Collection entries
※ ※ ※

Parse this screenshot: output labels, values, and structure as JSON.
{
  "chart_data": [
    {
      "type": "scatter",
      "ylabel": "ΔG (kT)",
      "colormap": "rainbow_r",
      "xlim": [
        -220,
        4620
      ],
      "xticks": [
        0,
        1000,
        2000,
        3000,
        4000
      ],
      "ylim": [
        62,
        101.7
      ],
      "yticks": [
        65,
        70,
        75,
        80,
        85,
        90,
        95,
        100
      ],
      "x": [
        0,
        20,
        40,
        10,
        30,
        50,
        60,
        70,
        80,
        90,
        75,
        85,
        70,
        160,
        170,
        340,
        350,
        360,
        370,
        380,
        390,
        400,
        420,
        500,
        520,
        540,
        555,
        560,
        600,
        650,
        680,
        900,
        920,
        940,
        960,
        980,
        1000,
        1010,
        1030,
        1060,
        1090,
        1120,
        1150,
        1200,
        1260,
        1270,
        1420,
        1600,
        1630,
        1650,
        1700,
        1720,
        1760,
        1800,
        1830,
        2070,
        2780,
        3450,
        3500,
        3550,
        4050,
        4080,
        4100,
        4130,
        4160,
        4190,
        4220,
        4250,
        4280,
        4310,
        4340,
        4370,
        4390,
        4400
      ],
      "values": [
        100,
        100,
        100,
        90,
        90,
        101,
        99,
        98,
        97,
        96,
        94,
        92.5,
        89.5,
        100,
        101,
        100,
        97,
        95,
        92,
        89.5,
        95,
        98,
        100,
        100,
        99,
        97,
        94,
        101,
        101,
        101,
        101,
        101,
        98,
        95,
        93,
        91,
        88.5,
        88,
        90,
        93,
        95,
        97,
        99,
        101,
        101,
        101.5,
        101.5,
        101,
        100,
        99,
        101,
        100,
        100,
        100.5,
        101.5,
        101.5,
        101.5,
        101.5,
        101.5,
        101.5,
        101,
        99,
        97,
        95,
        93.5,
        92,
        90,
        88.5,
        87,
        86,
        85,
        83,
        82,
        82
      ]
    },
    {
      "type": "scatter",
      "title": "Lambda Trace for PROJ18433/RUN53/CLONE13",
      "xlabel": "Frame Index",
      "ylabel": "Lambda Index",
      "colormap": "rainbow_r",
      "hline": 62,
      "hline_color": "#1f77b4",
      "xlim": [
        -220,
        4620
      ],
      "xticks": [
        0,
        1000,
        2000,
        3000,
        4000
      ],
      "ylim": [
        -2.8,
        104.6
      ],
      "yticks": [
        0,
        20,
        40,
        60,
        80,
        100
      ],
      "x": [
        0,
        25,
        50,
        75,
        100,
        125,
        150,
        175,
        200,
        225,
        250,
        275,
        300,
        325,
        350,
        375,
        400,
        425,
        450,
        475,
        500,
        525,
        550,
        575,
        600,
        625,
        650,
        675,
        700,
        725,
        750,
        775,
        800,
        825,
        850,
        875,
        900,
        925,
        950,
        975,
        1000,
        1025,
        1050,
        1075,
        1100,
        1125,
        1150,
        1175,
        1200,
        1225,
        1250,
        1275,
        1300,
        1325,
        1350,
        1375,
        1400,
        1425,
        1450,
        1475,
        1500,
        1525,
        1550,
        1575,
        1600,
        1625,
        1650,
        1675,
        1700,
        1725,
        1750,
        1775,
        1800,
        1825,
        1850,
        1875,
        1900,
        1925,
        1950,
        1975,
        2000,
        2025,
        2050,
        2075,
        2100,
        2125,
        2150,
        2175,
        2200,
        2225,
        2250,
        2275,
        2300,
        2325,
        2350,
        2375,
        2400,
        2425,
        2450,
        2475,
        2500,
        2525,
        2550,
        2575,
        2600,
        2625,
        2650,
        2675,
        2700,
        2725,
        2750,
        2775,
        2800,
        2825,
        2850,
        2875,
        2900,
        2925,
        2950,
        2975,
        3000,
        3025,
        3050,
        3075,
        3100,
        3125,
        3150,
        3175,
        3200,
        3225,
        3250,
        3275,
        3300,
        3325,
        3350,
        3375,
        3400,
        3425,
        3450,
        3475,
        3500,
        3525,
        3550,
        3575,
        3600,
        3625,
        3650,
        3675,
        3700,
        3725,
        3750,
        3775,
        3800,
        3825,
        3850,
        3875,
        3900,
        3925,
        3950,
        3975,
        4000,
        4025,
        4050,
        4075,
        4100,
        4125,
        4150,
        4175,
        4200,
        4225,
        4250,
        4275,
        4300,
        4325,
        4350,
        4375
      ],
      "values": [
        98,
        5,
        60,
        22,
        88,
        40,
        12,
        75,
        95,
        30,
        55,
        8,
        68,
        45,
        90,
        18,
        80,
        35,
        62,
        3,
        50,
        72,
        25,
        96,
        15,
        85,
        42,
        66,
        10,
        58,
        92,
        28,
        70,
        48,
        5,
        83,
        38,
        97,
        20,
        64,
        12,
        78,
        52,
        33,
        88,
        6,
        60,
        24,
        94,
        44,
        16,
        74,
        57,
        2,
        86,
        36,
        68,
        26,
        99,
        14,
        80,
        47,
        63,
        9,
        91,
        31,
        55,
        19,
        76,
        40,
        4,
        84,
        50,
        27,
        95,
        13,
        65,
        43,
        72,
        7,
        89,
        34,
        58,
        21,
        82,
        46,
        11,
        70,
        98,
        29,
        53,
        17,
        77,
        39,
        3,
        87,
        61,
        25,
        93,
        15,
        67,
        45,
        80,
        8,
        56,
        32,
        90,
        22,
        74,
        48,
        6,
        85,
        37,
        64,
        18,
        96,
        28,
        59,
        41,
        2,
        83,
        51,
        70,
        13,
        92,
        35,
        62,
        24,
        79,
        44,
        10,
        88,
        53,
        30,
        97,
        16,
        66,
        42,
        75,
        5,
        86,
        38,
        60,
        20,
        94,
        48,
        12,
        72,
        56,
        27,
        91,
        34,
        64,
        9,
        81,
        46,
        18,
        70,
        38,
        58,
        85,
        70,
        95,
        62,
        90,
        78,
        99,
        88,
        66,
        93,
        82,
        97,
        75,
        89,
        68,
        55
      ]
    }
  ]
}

※ ※ ※

[Aim] Every record should be given again exactly.

[Final result]
Parse this screenshot: output labels, values, and structure as JSON.
{
  "chart_data": [
    {
      "type": "scatter",
      "ylabel": "ΔG (kT)",
      "colormap": "rainbow_r",
      "xlim": [
        -220,
        4620
      ],
      "xticks": [
        0,
        1000,
        2000,
        3000,
        4000
      ],
      "ylim": [
        62,
        101.7
      ],
      "yticks": [
        65,
        70,
        75,
        80,
        85,
        90,
        95,
        100
      ],
      "x": [
        0,
        20,
        40,
        10,
        30,
        50,
        60,
        70,
        80,
        90,
        75,
        85,
        70,
        160,
        170,
        340,
        350,
        360,
        370,
        380,
        390,
        400,
        420,
        500,
        520,
        540,
        555,
        560,
        600,
        650,
        680,
        900,
        920,
        940,
        960,
        980,
        1000,
        1010,
        1030,
        1060,
        1090,
        1120,
        1150,
        1200,
        1260,
        1270,
        1420,
        1600,
        1630,
        1650,
        1700,
        1720,
        1760,
        1800,
        1830,
        2070,
        2780,
        3450,
        3500,
        3550,
        4050,
        4080,
        4100,
        4130,
        4160,
        4190,
        4220,
        4250,
        4280,
        4310,
        4340,
        4370,
        4390,
        4400
      ],
      "values": [
        100,
        100,
        100,
        90,
        90,
        101,
        99,
        98,
        97,
        96,
        94,
        92.5,
        89.5,
        100,
        101,
        100,
        97,
        95,
        92,
        89.5,
        95,
        98,
        100,
        100,
        99,
        97,
        94,
        101,
        101,
        101,
        101,
        101,
        98,
        95,
        93,
        91,
        88.5,
        88,
        90,
        93,
        95,
        97,
        99,
        101,
        101,
        101.5,
        101.5,
        101,
        100,
        99,
        101,
        100,
        100,
        100.5,
        101.5,
        101.5,
        101.5,
        101.5,
        101.5,
        101.5,
        101,
        99,
        97,
        95,
        93.5,
        92,
        90,
        88.5,
        87,
        86,
        85,
        83,
        82,
        82
      ]
    },
    {
      "type": "scatter",
      "title": "Lambda Trace for PROJ18433/RUN53/CLONE13",
      "xlabel": "Frame Index",
      "ylabel": "Lambda Index",
      "colormap": "rainbow_r",
      "hline": 62,
      "hline_color": "#1f77b4",
      "xlim": [
        -220,
        4620
      ],
      "xticks": [
        0,
        1000,
        2000,
        3000,
        4000
      ],
      "ylim": [
        -2.8,
        104.6
      ],
      "yticks": [
        0,
        20,
        40,
        60,
        80,
        100
      ],
      "x": [
        0,
        25,
        50,
        75,
        100,
        125,
        150,
        175,
        200,
        225,
        250,
        275,
        300,
        325,
        350,
        375,
        400,
        425,
        450,
        475,
        500,
        525,
        550,
        575,
        600,
        625,
        650,
        675,
        700,
        725,
        750,
        775,
        800,
        825,
        850,
        875,
        900,
        925,
        950,
        975,
        1000,
        1025,
        1050,
        1075,
        1100,
        1125,
        1150,
        1175,
        1200,
        1225,
        1250,
        1275,
        1300,
        1325,
        1350,
        1375,
        1400,
        1425,
        1450,
        1475,
        1500,
        1525,
        1550,
        1575,
        1600,
        1625,
        1650,
        1675,
        1700,
        1725,
        1750,
        1775,
        1800,
        1825,
        1850,
        1875,
        1900,
        1925,
        1950,
        1975,
        2000,
        2025,
        2050,
        2075,
        2100,
        2125,
        2150,
        2175,
        2200,
        2225,
        2250,
        2275,
        2300,
        2325,
        2350,
        2375,
        2400,
        2425,
        2450,
        2475,
        2500,
        2525,
        2550,
        2575,
        2600,
        2625,
        2650,
        2675,
        2700,
        2725,
        2750,
        2775,
        2800,
        2825,
        2850,
        2875,
        2900,
        2925,
        2950,
        2975,
        3000,
        3025,
        3050,
        3075,
        3100,
        3125,
        3150,
        3175,
        3200,
        3225,
        3250,
        3275,
        3300,
        3325,
        3350,
        3375,
        3400,
        3425,
        3450,
        3475,
        3500,
        3525,
        3550,
        3575,
        3600,
        3625,
        3650,
        3675,
        3700,
        3725,
        3750,
        3775,
        3800,
        3825,
        3850,
        3875,
        3900,
        3925,
        3950,
        3975,
        4000,
        4025,
        4050,
        4075,
        4100,
        4125,
        4150,
        4175,
        4200,
        4225,
        4250,
        4275,
        4300,
        4325,
        4350,
        4375
      ],
      "values": [
        98,
        5,
        60,
        22,
        88,
        40,
        12,
        75,
        95,
        30,
        55,
        8,
        68,
        45,
        90,
        18,
        80,
        35,
        62,
        3,
        50,
        72,
        25,
        96,
        15,
        85,
        42,
        66,
        10,
        58,
        92,
        28,
        70,
        48,
        5,
        83,
        38,
        97,
        20,
        64,
        12,
        78,
        52,
        33,
        88,
        6,
        60,
        24,
        94,
        44,
        16,
        74,
        57,
        2,
        86,
        36,
        68,
        26,
        99,
        14,
        80,
        47,
        63,
        9,
        91,
        31,
        55,
        19,
        76,
        40,
        4,
        84,
        50,
        27,
        95,
        13,
        65,
        43,
        72,
        7,
        89,
        34,
        58,
        21,
        82,
        46,
        11,
        70,
        98,
        29,
        53,
        17,
        77,
        39,
        3,
        87,
        61,
        25,
        93,
        15,
        67,
        45,
        80,
        8,
        56,
        32,
        90,
        22,
        74,
        48,
        6,
        85,
        37,
        64,
        18,
        96,
        28,
        59,
        41,
        2,
        83,
        51,
        70,
        13,
        92,
        35,
        62,
        24,
        79,
        44,
        10,
        88,
        53,
        30,
        97,
        16,
        66,
        42,
        75,
        5,
        86,
        38,
        60,
        20,
        94,
        48,
        12,
        72,
        56,
        27,
        91,
        34,
        64,
        9,
        81,
        46,
        18,
        70,
        38,
        58,
        85,
        70,
        95,
        62,
        90,
        78,
        99,
        88,
        66,
        93,
        82,
        97,
        75,
        89,
        68,
        55
      ]
    }
  ]
}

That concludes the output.